#### [SET TASK]
In the material below, find all lines with the string "name" and copy them.
##############################
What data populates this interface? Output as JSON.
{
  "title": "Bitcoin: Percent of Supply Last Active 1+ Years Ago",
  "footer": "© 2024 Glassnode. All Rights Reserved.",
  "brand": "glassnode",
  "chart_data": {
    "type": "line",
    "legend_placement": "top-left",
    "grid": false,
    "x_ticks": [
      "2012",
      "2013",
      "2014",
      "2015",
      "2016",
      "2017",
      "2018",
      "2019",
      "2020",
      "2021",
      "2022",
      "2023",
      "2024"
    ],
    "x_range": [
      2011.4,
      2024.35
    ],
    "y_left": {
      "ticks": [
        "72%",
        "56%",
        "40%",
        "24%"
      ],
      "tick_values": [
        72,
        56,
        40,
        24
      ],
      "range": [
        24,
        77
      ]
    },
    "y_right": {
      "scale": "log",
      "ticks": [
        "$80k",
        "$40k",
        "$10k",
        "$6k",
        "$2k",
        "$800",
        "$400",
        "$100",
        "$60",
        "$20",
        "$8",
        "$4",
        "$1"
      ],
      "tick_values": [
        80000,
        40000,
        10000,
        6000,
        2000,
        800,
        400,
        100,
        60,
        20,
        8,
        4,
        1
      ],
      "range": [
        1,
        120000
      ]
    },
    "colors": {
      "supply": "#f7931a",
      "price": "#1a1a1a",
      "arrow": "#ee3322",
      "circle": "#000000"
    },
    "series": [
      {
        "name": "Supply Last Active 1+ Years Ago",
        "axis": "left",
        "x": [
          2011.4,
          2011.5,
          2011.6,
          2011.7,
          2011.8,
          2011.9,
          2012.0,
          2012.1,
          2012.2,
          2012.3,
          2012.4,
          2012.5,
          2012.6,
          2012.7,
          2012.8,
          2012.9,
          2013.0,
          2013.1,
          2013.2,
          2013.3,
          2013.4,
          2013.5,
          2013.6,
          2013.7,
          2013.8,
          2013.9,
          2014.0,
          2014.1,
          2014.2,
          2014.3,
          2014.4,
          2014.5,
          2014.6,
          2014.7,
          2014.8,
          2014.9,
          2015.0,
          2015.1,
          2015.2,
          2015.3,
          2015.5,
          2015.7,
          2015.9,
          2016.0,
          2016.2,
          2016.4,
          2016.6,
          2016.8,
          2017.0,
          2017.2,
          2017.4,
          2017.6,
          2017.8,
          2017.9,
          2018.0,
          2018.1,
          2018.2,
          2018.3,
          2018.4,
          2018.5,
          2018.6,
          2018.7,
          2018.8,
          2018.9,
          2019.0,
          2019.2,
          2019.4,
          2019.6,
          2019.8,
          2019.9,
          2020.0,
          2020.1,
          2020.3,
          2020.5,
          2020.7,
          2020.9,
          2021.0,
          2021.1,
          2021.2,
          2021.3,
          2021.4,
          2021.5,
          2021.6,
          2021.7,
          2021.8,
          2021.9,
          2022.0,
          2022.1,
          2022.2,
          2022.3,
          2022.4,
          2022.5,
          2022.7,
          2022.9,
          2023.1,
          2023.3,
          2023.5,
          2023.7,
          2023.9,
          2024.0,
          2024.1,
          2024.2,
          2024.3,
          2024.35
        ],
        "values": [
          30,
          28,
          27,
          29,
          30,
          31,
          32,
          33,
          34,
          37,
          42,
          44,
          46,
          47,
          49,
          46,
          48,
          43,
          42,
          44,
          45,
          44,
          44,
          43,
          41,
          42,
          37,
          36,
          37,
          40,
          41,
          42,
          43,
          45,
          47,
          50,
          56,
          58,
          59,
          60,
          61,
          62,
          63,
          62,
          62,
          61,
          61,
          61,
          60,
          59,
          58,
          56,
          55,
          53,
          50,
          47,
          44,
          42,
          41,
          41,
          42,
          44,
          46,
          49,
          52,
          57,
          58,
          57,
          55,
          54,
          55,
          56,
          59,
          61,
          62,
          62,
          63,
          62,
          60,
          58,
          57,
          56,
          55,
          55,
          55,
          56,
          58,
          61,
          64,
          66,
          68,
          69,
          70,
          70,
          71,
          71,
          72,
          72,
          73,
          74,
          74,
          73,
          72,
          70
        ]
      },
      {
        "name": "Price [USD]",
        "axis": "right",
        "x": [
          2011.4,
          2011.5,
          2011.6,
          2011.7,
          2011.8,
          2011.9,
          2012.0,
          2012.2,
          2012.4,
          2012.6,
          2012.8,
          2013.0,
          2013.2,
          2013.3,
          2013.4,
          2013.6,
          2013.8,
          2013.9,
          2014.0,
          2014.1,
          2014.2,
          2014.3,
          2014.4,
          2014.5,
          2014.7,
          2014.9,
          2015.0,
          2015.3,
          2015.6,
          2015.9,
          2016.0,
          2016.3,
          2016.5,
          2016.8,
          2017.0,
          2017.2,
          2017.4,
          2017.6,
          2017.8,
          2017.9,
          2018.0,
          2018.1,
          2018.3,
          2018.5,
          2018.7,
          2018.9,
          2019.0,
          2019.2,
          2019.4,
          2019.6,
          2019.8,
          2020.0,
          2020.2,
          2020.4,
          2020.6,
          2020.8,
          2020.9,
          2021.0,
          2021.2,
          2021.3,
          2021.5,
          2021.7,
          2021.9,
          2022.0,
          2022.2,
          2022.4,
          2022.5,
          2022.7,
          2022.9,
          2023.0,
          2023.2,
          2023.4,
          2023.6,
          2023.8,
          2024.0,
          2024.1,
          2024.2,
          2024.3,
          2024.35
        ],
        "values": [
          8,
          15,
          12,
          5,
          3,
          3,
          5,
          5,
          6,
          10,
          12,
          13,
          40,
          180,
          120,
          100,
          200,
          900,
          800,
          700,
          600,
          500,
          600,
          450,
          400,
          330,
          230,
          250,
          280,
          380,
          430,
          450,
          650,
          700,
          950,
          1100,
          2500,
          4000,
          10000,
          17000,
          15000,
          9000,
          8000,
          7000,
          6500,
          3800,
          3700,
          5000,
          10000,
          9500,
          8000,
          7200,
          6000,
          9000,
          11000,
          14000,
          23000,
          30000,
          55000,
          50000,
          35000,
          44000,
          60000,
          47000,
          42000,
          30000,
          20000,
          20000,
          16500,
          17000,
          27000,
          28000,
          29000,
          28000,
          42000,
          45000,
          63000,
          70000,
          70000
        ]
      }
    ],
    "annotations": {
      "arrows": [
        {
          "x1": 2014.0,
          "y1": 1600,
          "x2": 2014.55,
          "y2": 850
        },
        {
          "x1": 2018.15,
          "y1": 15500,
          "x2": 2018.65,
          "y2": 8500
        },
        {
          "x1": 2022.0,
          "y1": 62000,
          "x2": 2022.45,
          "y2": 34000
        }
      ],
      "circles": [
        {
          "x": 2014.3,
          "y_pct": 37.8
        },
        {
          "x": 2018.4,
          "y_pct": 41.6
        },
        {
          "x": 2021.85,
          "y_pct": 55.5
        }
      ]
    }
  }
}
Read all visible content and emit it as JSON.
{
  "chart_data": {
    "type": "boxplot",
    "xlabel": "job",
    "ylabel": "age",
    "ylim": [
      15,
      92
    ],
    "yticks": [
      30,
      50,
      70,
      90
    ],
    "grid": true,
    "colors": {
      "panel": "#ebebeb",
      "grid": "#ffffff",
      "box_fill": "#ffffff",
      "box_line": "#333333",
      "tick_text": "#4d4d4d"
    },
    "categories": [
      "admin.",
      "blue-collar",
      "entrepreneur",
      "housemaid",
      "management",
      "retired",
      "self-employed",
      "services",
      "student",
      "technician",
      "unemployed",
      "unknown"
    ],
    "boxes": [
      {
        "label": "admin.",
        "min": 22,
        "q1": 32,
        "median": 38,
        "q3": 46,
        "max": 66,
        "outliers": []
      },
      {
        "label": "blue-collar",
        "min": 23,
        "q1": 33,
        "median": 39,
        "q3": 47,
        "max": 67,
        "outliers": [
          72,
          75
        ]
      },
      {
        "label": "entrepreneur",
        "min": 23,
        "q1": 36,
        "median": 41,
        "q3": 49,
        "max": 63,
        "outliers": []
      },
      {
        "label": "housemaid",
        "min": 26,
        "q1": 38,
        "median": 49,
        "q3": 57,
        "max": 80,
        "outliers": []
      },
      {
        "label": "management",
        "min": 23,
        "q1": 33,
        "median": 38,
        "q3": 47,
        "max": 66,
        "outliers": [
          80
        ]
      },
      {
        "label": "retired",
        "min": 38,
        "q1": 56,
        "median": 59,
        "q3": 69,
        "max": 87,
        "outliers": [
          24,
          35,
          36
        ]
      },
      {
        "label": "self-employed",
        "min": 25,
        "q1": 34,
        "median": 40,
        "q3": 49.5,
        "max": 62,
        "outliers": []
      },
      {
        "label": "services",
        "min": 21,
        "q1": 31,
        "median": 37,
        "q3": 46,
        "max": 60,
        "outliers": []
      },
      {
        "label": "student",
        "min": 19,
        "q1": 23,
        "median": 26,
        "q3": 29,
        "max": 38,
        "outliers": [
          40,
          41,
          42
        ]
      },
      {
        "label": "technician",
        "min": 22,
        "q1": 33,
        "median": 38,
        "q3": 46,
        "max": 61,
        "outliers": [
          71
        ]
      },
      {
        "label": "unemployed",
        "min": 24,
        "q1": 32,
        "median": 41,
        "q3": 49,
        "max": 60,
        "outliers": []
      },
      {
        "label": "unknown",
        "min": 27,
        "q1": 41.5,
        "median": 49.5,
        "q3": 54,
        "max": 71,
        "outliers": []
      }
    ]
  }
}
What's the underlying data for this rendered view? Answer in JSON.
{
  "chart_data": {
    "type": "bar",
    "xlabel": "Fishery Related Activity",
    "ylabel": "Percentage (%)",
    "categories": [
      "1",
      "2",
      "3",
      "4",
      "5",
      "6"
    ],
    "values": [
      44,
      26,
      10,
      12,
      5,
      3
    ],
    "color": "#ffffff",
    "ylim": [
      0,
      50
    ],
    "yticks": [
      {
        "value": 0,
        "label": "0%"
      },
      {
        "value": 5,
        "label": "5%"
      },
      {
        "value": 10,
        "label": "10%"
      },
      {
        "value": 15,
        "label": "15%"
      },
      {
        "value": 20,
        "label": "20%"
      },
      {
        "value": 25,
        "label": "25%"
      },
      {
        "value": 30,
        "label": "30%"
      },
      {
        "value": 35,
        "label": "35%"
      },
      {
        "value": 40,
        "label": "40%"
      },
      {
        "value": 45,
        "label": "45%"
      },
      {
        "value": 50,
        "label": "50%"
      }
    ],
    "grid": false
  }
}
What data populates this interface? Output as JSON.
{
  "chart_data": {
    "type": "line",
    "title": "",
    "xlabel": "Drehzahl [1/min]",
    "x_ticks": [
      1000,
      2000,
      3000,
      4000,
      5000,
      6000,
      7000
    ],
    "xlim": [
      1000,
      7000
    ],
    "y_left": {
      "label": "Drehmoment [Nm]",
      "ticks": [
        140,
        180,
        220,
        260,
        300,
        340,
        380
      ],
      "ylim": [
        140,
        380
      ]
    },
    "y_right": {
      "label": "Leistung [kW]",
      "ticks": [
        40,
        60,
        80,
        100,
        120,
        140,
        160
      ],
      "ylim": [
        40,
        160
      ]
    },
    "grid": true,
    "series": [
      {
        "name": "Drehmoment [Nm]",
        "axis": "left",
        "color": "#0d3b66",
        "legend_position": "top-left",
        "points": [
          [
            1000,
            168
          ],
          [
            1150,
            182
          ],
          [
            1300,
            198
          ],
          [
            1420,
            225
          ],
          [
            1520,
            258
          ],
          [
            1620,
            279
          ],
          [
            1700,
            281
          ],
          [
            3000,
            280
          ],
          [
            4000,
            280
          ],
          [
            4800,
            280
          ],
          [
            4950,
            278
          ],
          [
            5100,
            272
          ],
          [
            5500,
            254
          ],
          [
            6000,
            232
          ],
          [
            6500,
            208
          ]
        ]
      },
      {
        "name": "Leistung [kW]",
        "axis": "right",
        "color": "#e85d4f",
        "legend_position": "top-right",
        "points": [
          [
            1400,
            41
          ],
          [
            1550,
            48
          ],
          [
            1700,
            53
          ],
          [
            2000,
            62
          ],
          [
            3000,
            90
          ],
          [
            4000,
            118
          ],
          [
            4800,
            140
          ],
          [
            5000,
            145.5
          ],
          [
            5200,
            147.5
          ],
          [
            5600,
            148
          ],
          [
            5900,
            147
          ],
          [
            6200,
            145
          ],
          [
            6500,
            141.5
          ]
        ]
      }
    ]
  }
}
##############################
#### [RESPONSE FOR THIS EXERCISE]
        "name": "Supply Last Active 1+ Years Ago",
        "name": "Price [USD]",
        "name": "Drehmoment [Nm]",
        "name": "Leistung [kW]",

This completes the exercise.